# Data provided
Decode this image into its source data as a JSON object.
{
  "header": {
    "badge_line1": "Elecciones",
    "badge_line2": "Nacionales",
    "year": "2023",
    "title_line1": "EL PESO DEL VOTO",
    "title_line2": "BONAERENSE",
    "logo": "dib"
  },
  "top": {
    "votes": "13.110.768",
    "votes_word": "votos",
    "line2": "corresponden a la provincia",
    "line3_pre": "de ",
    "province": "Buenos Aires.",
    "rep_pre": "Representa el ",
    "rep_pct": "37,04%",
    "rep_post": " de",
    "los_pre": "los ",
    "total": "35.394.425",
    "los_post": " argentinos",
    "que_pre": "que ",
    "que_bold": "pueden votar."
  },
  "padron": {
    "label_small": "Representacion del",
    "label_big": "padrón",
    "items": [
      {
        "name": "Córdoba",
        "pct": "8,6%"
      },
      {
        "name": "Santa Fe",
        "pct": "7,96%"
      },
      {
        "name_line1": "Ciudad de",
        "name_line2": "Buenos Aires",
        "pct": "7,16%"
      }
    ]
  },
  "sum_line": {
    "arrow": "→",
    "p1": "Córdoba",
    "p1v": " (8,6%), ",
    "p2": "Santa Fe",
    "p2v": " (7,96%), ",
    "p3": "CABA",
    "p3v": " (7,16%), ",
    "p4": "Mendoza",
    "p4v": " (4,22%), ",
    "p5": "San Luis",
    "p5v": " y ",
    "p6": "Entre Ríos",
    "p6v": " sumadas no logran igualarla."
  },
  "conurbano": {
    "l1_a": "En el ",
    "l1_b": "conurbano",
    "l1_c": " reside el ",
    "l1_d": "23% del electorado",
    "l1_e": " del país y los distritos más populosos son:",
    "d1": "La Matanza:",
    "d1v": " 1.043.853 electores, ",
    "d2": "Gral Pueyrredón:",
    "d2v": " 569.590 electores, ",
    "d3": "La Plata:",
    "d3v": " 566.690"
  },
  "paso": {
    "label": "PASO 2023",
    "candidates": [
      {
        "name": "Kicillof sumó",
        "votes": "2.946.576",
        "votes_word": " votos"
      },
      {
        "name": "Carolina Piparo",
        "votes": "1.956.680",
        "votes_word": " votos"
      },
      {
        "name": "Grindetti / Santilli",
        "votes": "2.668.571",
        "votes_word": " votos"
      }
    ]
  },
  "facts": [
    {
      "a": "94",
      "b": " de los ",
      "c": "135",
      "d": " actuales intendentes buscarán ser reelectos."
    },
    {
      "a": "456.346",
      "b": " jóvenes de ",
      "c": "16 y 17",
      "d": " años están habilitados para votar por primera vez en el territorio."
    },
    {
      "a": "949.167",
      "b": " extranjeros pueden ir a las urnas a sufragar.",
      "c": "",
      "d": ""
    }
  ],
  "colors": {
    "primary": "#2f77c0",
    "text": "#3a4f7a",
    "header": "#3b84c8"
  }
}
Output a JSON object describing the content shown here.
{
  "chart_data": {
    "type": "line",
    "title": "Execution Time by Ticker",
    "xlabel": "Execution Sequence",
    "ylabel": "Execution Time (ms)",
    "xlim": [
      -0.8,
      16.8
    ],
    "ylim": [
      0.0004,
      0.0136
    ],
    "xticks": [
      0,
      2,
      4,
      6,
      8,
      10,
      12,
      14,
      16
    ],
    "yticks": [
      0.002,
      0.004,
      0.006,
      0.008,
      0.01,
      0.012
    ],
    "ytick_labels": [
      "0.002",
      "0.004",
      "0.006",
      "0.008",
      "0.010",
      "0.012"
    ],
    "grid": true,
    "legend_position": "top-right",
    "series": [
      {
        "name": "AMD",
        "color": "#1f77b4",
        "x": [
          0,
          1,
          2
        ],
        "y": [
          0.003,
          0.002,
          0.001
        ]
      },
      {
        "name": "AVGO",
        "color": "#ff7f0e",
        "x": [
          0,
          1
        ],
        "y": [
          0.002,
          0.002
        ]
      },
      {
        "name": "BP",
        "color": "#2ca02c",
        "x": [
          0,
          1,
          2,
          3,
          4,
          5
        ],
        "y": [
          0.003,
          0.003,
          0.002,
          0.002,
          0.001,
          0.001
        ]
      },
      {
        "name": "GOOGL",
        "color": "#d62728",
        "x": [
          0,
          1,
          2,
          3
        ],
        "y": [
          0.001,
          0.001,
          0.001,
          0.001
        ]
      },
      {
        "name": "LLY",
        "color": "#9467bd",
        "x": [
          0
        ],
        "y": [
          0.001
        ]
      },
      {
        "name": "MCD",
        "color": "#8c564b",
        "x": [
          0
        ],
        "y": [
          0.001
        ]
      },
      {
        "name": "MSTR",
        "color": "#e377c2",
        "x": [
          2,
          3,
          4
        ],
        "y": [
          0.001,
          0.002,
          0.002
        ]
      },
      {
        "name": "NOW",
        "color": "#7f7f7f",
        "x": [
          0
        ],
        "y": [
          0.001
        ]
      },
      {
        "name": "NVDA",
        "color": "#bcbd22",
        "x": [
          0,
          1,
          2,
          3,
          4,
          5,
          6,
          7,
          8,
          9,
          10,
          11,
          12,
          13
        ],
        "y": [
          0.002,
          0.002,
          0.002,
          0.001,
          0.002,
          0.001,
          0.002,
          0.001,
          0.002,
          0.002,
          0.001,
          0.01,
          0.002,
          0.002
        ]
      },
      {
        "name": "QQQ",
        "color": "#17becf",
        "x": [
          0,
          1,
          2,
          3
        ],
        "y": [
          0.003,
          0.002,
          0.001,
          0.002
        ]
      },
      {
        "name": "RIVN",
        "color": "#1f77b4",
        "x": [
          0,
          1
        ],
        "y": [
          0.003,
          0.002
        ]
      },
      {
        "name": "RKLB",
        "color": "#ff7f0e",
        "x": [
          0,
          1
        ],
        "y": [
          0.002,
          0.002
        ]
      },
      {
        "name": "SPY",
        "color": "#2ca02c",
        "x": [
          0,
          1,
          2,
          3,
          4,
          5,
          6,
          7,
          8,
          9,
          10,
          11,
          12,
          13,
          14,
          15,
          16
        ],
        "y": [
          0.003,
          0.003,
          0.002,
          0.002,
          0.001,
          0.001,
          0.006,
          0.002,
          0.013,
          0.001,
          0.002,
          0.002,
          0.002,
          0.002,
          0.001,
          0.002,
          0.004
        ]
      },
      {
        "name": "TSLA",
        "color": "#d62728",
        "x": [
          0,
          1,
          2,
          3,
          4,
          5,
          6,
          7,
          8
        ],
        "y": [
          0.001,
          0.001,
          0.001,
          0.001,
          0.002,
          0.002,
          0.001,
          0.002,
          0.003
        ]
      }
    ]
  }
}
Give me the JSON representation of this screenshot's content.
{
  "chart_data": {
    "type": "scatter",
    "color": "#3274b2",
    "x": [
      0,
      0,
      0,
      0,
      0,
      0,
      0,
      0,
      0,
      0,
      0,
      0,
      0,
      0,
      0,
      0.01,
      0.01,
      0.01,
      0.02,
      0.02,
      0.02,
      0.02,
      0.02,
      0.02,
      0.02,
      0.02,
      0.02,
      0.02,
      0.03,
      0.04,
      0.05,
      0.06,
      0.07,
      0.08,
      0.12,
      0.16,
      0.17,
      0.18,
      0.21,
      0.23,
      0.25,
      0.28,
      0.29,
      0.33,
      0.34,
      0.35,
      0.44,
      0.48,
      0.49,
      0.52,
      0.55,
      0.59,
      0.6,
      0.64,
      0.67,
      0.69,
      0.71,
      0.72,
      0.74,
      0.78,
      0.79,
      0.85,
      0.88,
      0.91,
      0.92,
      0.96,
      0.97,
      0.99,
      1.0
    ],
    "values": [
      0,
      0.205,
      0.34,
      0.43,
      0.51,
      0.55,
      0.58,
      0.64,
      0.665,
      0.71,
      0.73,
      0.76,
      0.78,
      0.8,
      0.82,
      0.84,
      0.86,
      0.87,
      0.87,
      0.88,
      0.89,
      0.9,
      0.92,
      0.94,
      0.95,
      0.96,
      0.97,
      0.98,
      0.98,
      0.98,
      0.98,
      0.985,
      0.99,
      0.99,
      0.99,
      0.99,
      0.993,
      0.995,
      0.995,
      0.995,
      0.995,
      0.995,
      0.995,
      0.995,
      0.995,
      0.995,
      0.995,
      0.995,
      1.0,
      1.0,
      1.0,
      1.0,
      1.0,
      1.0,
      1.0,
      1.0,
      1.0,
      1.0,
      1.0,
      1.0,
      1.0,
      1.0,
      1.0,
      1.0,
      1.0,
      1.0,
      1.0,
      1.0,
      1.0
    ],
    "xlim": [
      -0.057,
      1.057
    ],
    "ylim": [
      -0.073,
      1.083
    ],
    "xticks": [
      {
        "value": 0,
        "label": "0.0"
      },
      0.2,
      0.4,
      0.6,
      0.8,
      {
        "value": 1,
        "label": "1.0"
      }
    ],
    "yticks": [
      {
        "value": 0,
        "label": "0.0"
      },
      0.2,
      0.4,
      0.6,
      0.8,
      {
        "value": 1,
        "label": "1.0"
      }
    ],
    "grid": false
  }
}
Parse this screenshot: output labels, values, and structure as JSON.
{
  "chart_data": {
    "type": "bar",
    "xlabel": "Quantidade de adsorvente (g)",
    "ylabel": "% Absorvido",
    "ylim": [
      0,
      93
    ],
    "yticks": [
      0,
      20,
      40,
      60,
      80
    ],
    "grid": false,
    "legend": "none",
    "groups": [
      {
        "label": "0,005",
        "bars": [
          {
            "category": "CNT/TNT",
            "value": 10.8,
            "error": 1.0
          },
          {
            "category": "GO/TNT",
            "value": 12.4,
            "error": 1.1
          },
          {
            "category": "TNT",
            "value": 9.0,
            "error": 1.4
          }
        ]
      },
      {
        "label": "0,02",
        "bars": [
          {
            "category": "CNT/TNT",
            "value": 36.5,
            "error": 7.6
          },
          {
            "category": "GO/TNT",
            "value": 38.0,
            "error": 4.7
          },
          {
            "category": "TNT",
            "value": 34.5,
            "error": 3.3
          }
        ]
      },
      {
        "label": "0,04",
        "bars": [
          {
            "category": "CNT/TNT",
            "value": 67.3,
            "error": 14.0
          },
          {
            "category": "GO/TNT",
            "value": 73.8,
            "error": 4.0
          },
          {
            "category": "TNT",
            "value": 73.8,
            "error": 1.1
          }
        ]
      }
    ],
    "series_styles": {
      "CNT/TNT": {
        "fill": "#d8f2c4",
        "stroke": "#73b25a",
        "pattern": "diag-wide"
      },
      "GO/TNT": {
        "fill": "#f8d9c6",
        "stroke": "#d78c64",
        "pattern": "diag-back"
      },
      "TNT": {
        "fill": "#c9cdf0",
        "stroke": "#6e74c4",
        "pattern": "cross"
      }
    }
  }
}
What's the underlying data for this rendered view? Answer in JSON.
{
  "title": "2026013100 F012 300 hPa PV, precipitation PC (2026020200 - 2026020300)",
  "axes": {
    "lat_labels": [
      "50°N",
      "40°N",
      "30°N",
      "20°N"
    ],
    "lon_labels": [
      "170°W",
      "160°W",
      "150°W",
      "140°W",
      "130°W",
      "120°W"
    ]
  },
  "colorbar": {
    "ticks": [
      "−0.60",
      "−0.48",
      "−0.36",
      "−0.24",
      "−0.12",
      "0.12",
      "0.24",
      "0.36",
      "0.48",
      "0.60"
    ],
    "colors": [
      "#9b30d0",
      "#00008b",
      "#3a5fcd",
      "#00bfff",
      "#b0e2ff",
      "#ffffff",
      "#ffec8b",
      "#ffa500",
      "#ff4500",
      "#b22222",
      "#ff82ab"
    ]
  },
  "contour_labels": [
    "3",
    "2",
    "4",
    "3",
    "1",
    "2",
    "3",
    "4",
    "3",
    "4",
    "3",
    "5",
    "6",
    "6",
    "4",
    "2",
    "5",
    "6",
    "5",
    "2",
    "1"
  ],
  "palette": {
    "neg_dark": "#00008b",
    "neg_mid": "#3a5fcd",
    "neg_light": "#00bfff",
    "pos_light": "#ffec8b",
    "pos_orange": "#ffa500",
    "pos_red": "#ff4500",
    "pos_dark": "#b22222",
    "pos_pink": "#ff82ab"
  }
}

# Stated goal
Copy out each line in the listing that has the word "stroke".

# The result
        "stroke": "#73b25a",
        "stroke": "#d78c64",
        "stroke": "#6e74c4",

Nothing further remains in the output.